Short task
Among the records that follow, count the lines with the string "Marketing"; report only that count.

** START Listing **

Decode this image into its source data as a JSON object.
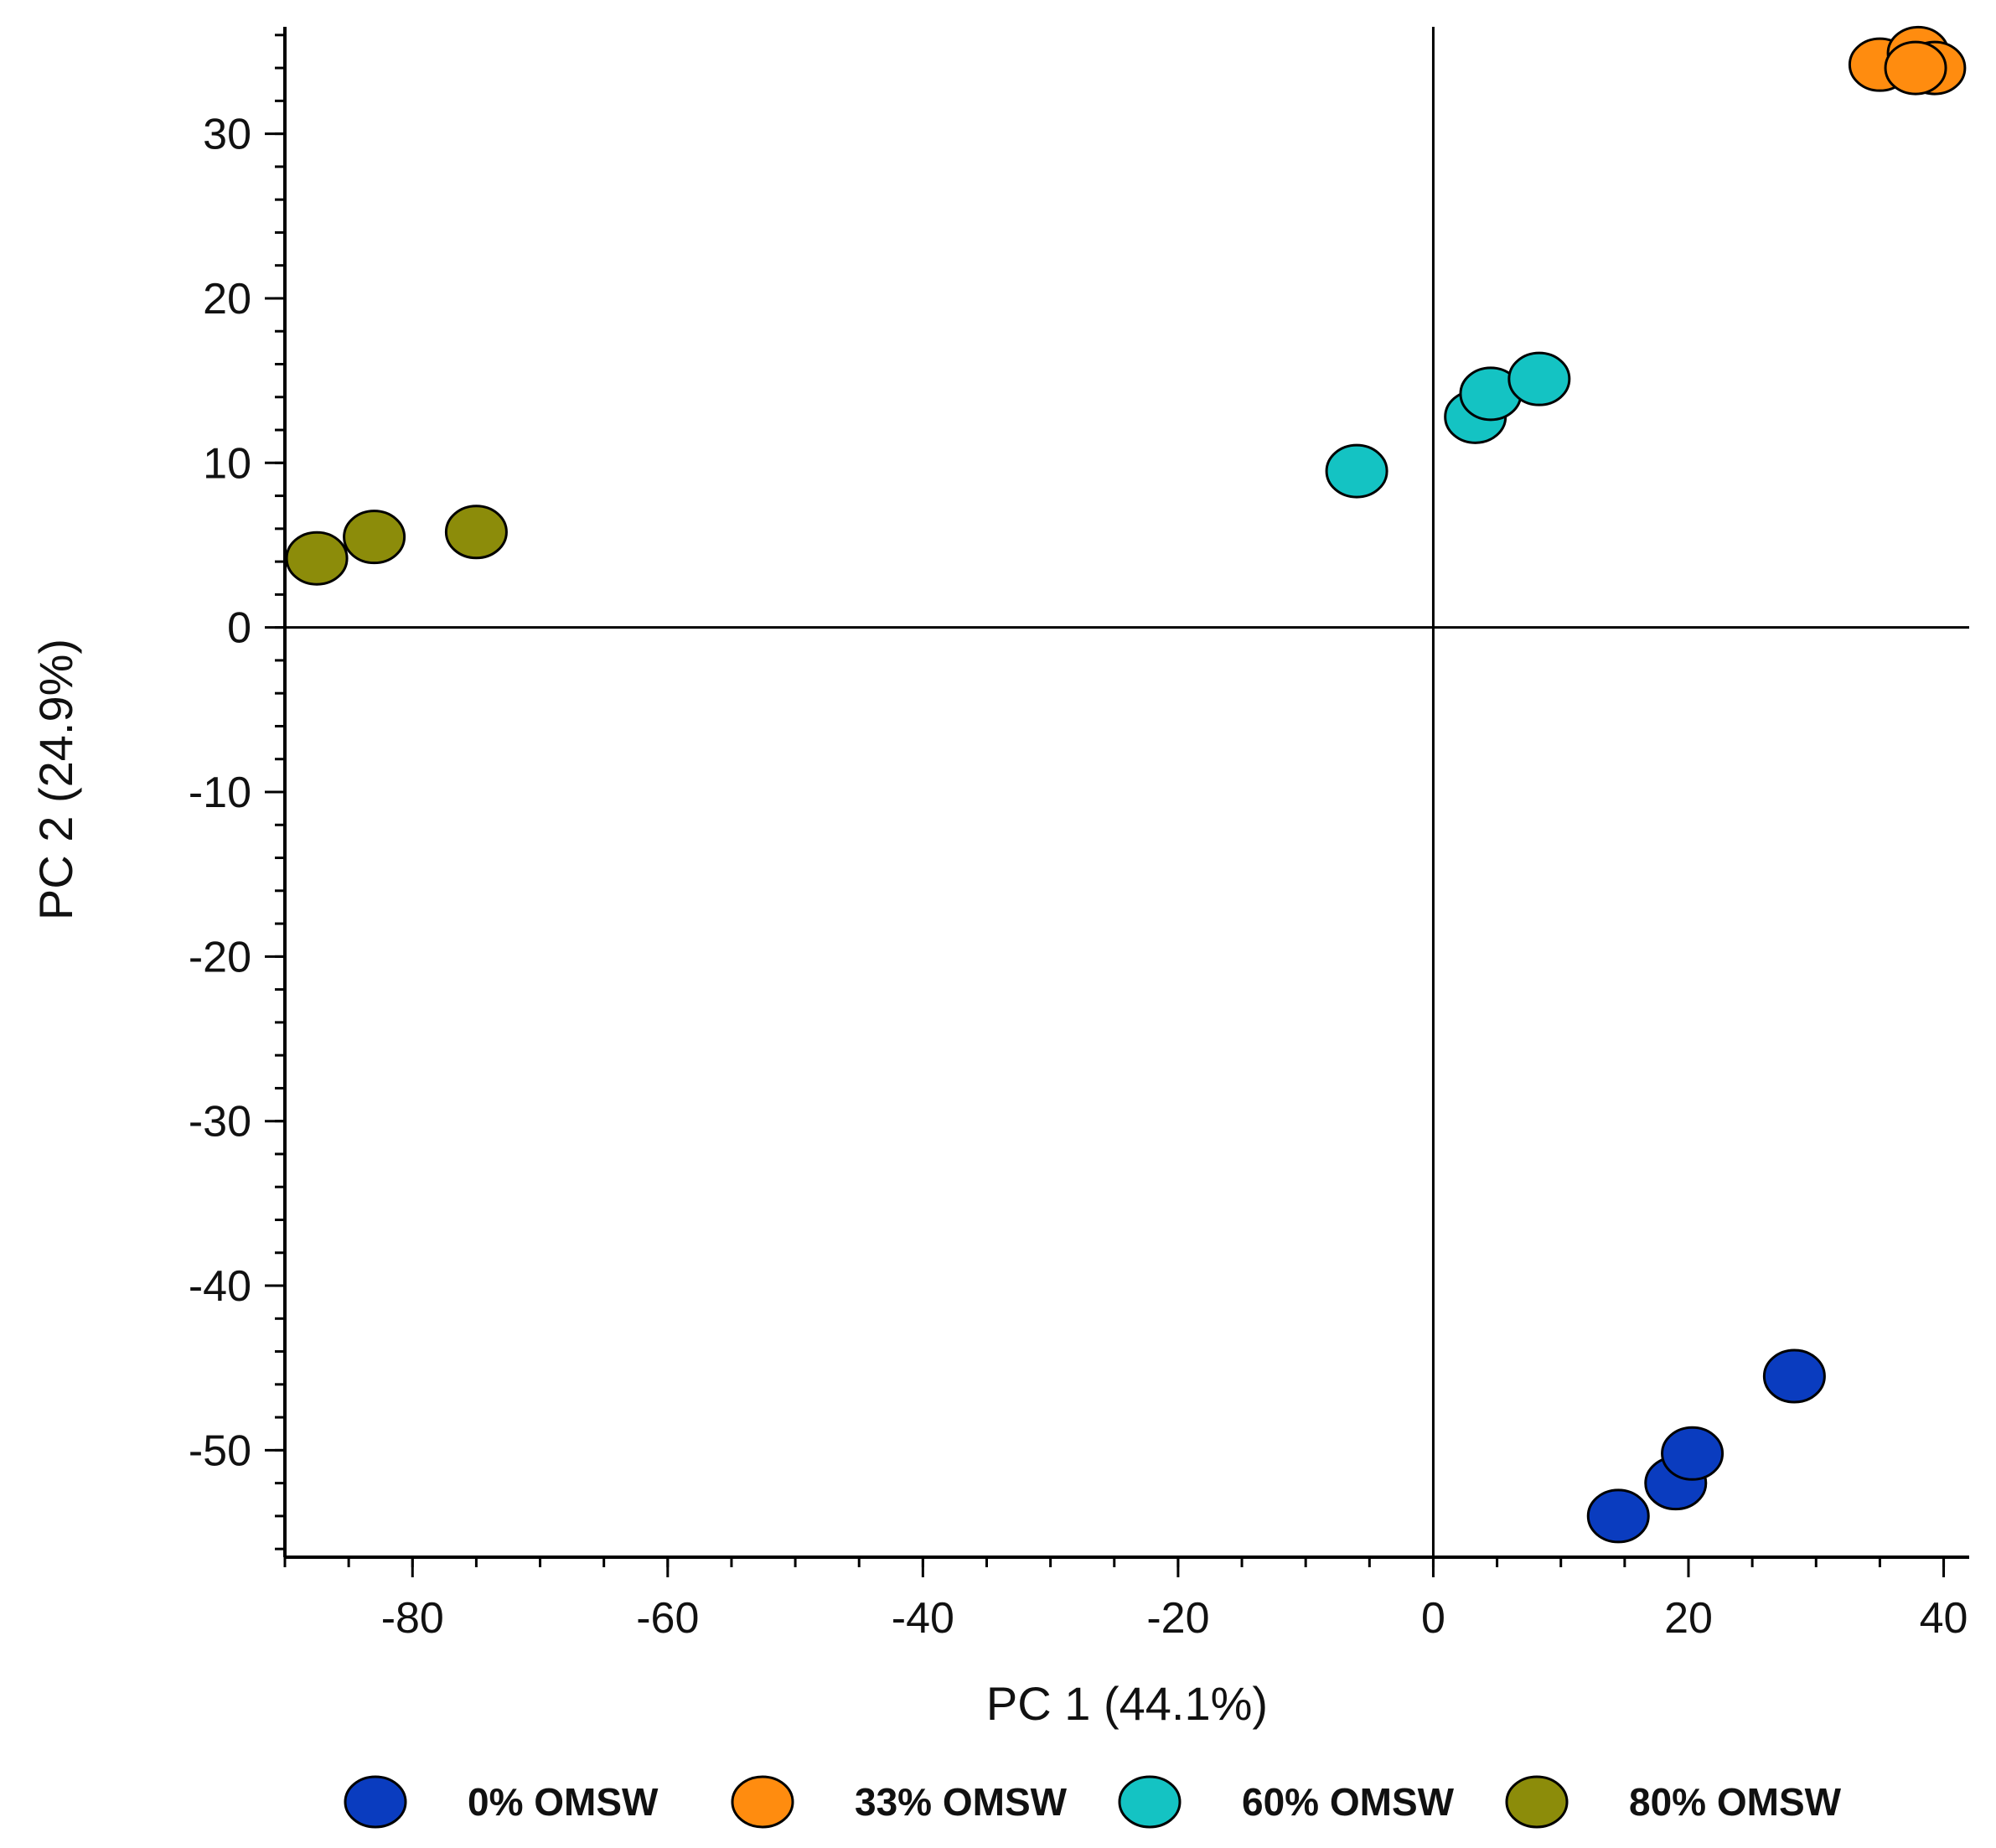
{
  "chart_data": {
    "type": "scatter",
    "title": "",
    "xlabel": "PC 1 (44.1%)",
    "ylabel": "PC 2 (24.9%)",
    "xlim": [
      -90,
      42
    ],
    "ylim": [
      -56.5,
      36.5
    ],
    "xticks": [
      -80,
      -60,
      -40,
      -20,
      0,
      20,
      40
    ],
    "yticks": [
      30,
      20,
      10,
      0,
      -10,
      -20,
      -30,
      -40,
      -50
    ],
    "x_minor_step": 5,
    "y_minor_step": 2,
    "zero_lines": true,
    "legend_position": "bottom",
    "series": [
      {
        "name": "0% OMSW",
        "color": "#0a3cbf",
        "points": [
          [
            14.5,
            -54.0
          ],
          [
            19.0,
            -52.0
          ],
          [
            20.3,
            -50.2
          ],
          [
            28.3,
            -45.5
          ]
        ]
      },
      {
        "name": "33% OMSW",
        "color": "#ff8c0f",
        "points": [
          [
            35.0,
            34.2
          ],
          [
            38.0,
            34.9
          ],
          [
            39.3,
            34.0
          ],
          [
            37.8,
            34.0
          ]
        ]
      },
      {
        "name": "60% OMSW",
        "color": "#14c3c3",
        "points": [
          [
            -6.0,
            9.5
          ],
          [
            3.3,
            12.8
          ],
          [
            4.5,
            14.2
          ],
          [
            8.3,
            15.1
          ]
        ]
      },
      {
        "name": "80% OMSW",
        "color": "#8c8c0a",
        "points": [
          [
            -87.5,
            4.2
          ],
          [
            -83.0,
            5.5
          ],
          [
            -75.0,
            5.8
          ]
        ]
      }
    ]
  }
}
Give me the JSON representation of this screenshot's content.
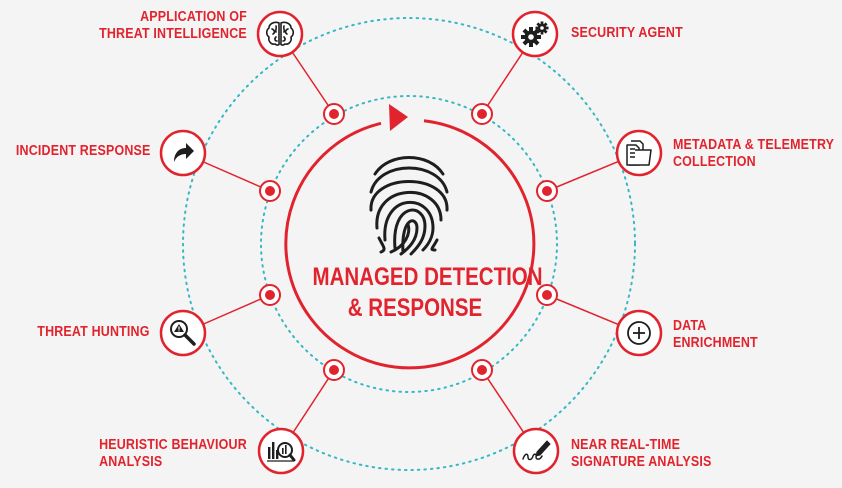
{
  "center": {
    "title_line1": "MANAGED DETECTION",
    "title_line2": "& RESPONSE"
  },
  "nodes": [
    {
      "id": "threat-intelligence",
      "line1": "APPLICATION OF",
      "line2": "THREAT INTELLIGENCE",
      "icon": "brain-icon"
    },
    {
      "id": "security-agent",
      "line1": "SECURITY AGENT",
      "line2": "",
      "icon": "gears-icon"
    },
    {
      "id": "incident-response",
      "line1": "INCIDENT RESPONSE",
      "line2": "",
      "icon": "forward-arrow-icon"
    },
    {
      "id": "metadata-telemetry",
      "line1": "METADATA & TELEMETRY",
      "line2": "COLLECTION",
      "icon": "documents-icon"
    },
    {
      "id": "threat-hunting",
      "line1": "THREAT HUNTING",
      "line2": "",
      "icon": "magnifier-warning-icon"
    },
    {
      "id": "data-enrichment",
      "line1": "DATA",
      "line2": "ENRICHMENT",
      "icon": "plus-circle-icon"
    },
    {
      "id": "heuristic-behaviour",
      "line1": "HEURISTIC BEHAVIOUR",
      "line2": "ANALYSIS",
      "icon": "chart-magnifier-icon"
    },
    {
      "id": "signature-analysis",
      "line1": "NEAR REAL-TIME",
      "line2": "SIGNATURE ANALYSIS",
      "icon": "pen-signature-icon"
    }
  ],
  "colors": {
    "accent": "#e1232d",
    "dotted_ring": "#35b8c4",
    "icon": "#1e1e1e",
    "background": "#f4f4f4"
  },
  "center_icon": "fingerprint-icon"
}
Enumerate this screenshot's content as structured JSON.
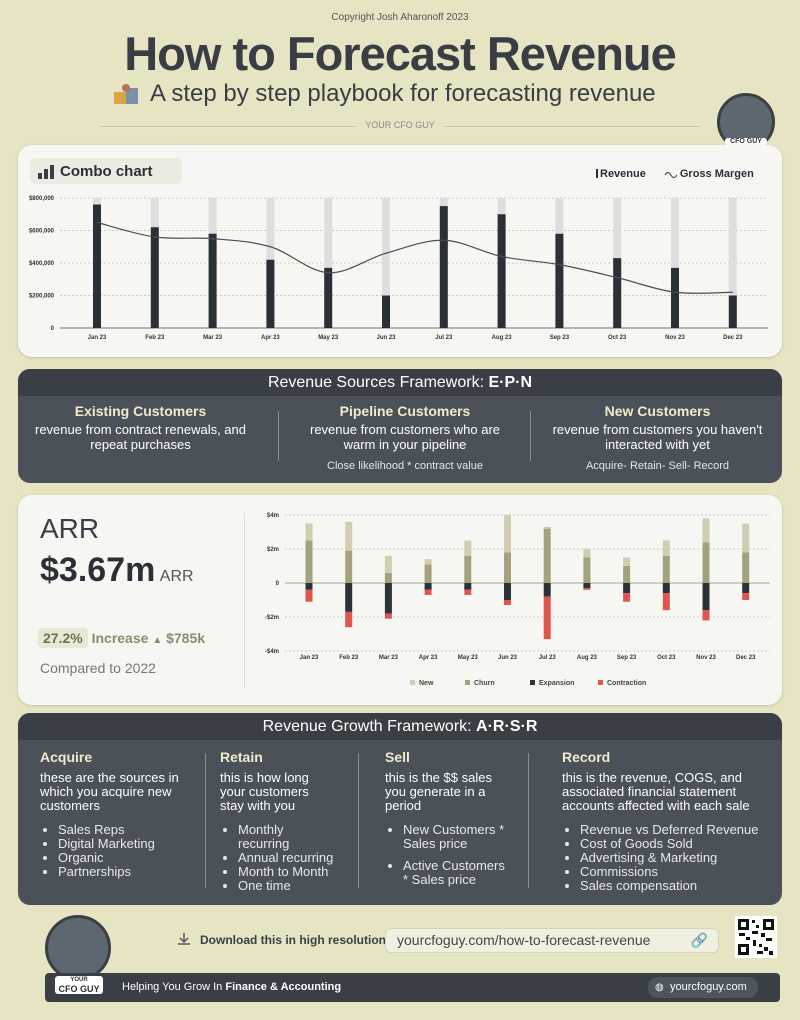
{
  "header": {
    "copyright": "Copyright Josh Aharonoff 2023",
    "title": "How to Forecast Revenue",
    "subtitle": "A step by step playbook for forecasting revenue",
    "brand": "YOUR CFO GUY",
    "badge": "CFO GUY"
  },
  "chart_data": [
    {
      "type": "combo",
      "title": "Combo chart",
      "categories": [
        "Jan 23",
        "Feb 23",
        "Mar 23",
        "Apr 23",
        "May 23",
        "Jun 23",
        "Jul 23",
        "Aug 23",
        "Sep 23",
        "Oct 23",
        "Nov 23",
        "Dec 23"
      ],
      "series": [
        {
          "name": "Revenue",
          "type": "bar",
          "color": "#2b2f36",
          "values": [
            760000,
            620000,
            580000,
            420000,
            370000,
            200000,
            750000,
            700000,
            580000,
            430000,
            370000,
            200000
          ]
        },
        {
          "name": "Gross Margen",
          "type": "line",
          "color": "#4a4e55",
          "values": [
            650000,
            560000,
            550000,
            500000,
            340000,
            460000,
            540000,
            440000,
            390000,
            310000,
            220000,
            220000
          ]
        }
      ],
      "ylim": [
        0,
        800000
      ],
      "yticks": [
        0,
        {
          "value": 200000,
          "label": "$200,000"
        },
        {
          "value": 400000,
          "label": "$400,000"
        },
        {
          "value": 600000,
          "label": "$600,000"
        },
        {
          "value": 800000,
          "label": "$800,000"
        }
      ],
      "grid": true,
      "legend": "top-right"
    },
    {
      "type": "stacked_bar",
      "categories": [
        "Jan 23",
        "Feb 23",
        "Mar 23",
        "Apr 23",
        "May 23",
        "Jun 23",
        "Jul 23",
        "Aug 23",
        "Sep 23",
        "Oct 23",
        "Nov 23",
        "Dec 23"
      ],
      "series": [
        {
          "name": "New",
          "color": "#cfcdb2",
          "values": [
            1.0,
            1.7,
            1.0,
            0.3,
            0.9,
            2.2,
            0.1,
            0.5,
            0.5,
            0.9,
            1.4,
            1.7
          ]
        },
        {
          "name": "Churn",
          "color": "#a3a27e",
          "values": [
            2.5,
            1.9,
            0.6,
            1.1,
            1.6,
            1.8,
            3.2,
            1.5,
            1.0,
            1.6,
            2.4,
            1.8
          ]
        },
        {
          "name": "Expansion",
          "color": "#2d3239",
          "values": [
            -0.4,
            -1.7,
            -1.8,
            -0.4,
            -0.4,
            -1.0,
            -0.8,
            -0.3,
            -0.6,
            -0.6,
            -1.6,
            -0.6
          ]
        },
        {
          "name": "Contraction",
          "color": "#e0554e",
          "values": [
            -0.7,
            -0.9,
            -0.3,
            -0.3,
            -0.3,
            -0.3,
            -2.5,
            -0.1,
            -0.5,
            -1.0,
            -0.6,
            -0.4
          ]
        }
      ],
      "ylim": [
        -4,
        4
      ],
      "yticks": [
        {
          "value": -4,
          "label": "-$4m"
        },
        {
          "value": -2,
          "label": "-$2m"
        },
        0,
        {
          "value": 2,
          "label": "$2m"
        },
        {
          "value": 4,
          "label": "$4m"
        }
      ],
      "grid": true,
      "legend": "bottom"
    }
  ],
  "epn": {
    "title": "Revenue Sources Framework:",
    "emphasis": "E·P·N",
    "columns": [
      {
        "heading": "Existing Customers",
        "text": "revenue from contract renewals, and repeat purchases"
      },
      {
        "heading": "Pipeline Customers",
        "text": "revenue from customers who are warm in your pipeline",
        "note": "Close likelihood * contract value"
      },
      {
        "heading": "New Customers",
        "text": "revenue from customers you haven't interacted with yet",
        "note": "Acquire- Retain- Sell- Record"
      }
    ]
  },
  "arr": {
    "label": "ARR",
    "value": "$3.67m",
    "unit": "ARR",
    "change_pct": "27.2%",
    "change_word": "Increase",
    "change_amount": "$785k",
    "comparison": "Compared to 2022"
  },
  "arsr": {
    "title": "Revenue Growth Framework:",
    "emphasis": "A·R·S·R",
    "columns": [
      {
        "heading": "Acquire",
        "description": "these are the sources in which you acquire new customers",
        "items": [
          "Sales Reps",
          "Digital Marketing",
          "Organic",
          "Partnerships"
        ]
      },
      {
        "heading": "Retain",
        "description": "this is how long your customers stay with you",
        "items": [
          "Monthly recurring",
          "Annual recurring",
          "Month to Month",
          "One time"
        ]
      },
      {
        "heading": "Sell",
        "description": "this is the $$ sales you generate in a period",
        "items": [
          "New Customers * Sales price",
          "Active Customers * Sales price"
        ]
      },
      {
        "heading": "Record",
        "description": "this is the revenue, COGS, and associated financial statement accounts affected with each sale",
        "items": [
          "Revenue vs Deferred Revenue",
          "Cost of Goods Sold",
          "Advertising & Marketing",
          "Commissions",
          "Sales compensation"
        ]
      }
    ]
  },
  "footer": {
    "download_label": "Download this in high resolution:",
    "url": "yourcfoguy.com/how-to-forecast-revenue",
    "tagline": "Helping You Grow In",
    "tagline_emphasis": "Finance & Accounting",
    "site": "yourcfoguy.com",
    "badge_top": "YOUR",
    "badge": "CFO GUY"
  }
}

** END Listing **

Result for this exercise
2